▶ _TASK TO CARRY OUT_:
Identify every line containing the word "Shaman" and reproduce each one.

▶ _MATERIAL PROVIDED_:
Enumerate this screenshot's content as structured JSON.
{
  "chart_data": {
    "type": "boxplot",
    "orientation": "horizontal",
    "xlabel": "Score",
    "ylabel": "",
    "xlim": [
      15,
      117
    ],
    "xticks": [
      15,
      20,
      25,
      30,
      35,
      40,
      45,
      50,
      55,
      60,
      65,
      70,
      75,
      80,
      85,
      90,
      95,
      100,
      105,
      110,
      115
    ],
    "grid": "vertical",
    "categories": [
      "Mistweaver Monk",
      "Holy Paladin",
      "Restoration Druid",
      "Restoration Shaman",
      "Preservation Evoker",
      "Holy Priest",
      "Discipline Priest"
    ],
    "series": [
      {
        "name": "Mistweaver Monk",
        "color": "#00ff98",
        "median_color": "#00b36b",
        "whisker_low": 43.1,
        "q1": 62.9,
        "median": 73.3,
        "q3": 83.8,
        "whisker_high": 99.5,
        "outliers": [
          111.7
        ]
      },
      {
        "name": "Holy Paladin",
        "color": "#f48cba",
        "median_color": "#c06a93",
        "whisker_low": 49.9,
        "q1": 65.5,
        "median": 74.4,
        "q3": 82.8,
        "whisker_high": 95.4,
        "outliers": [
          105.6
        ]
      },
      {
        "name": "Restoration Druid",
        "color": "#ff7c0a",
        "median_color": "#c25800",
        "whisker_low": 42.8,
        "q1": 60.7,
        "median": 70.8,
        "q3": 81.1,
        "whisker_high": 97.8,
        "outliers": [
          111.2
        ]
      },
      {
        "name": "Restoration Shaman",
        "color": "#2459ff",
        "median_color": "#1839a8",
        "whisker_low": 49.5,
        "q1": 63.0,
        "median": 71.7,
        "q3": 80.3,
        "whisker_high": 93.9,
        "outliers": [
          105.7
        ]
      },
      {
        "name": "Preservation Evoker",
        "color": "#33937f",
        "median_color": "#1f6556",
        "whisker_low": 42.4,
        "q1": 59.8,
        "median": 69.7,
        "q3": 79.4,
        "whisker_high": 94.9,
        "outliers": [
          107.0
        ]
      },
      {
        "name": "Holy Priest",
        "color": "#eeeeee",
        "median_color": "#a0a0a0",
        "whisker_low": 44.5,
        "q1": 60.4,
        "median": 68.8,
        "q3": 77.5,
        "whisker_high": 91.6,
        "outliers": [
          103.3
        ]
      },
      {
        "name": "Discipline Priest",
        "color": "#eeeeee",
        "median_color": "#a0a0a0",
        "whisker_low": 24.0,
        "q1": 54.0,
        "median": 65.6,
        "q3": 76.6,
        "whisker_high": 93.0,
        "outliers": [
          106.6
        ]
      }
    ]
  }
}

▶ _RESULT OF THE EXERCISE_:
      "Restoration Shaman",
        "name": "Restoration Shaman",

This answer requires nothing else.